## EXERCISE INPUT
++++++++++
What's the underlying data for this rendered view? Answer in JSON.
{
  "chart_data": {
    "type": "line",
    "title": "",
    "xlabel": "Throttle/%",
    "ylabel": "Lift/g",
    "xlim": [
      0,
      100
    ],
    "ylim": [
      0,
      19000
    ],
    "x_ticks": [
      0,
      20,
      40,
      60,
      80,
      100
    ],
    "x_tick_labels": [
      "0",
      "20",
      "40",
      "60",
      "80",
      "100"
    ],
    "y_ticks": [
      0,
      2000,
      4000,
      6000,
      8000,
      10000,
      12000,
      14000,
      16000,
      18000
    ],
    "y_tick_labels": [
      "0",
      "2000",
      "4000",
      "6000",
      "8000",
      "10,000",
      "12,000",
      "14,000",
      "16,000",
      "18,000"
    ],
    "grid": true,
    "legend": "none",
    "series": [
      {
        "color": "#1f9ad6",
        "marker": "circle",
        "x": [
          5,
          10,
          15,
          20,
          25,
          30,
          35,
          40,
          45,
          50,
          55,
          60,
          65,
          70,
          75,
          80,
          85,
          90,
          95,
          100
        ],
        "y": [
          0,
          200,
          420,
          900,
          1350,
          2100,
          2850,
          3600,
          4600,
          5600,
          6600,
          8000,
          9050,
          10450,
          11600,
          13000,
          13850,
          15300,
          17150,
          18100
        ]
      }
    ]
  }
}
++++++++++
## TASK
In full and verbatim, repeat the records given above.

## FINISHED EXERCISE
What's the underlying data for this rendered view? Answer in JSON.
{
  "chart_data": {
    "type": "line",
    "title": "",
    "xlabel": "Throttle/%",
    "ylabel": "Lift/g",
    "xlim": [
      0,
      100
    ],
    "ylim": [
      0,
      19000
    ],
    "x_ticks": [
      0,
      20,
      40,
      60,
      80,
      100
    ],
    "x_tick_labels": [
      "0",
      "20",
      "40",
      "60",
      "80",
      "100"
    ],
    "y_ticks": [
      0,
      2000,
      4000,
      6000,
      8000,
      10000,
      12000,
      14000,
      16000,
      18000
    ],
    "y_tick_labels": [
      "0",
      "2000",
      "4000",
      "6000",
      "8000",
      "10,000",
      "12,000",
      "14,000",
      "16,000",
      "18,000"
    ],
    "grid": true,
    "legend": "none",
    "series": [
      {
        "color": "#1f9ad6",
        "marker": "circle",
        "x": [
          5,
          10,
          15,
          20,
          25,
          30,
          35,
          40,
          45,
          50,
          55,
          60,
          65,
          70,
          75,
          80,
          85,
          90,
          95,
          100
        ],
        "y": [
          0,
          200,
          420,
          900,
          1350,
          2100,
          2850,
          3600,
          4600,
          5600,
          6600,
          8000,
          9050,
          10450,
          11600,
          13000,
          13850,
          15300,
          17150,
          18100
        ]
      }
    ]
  }
}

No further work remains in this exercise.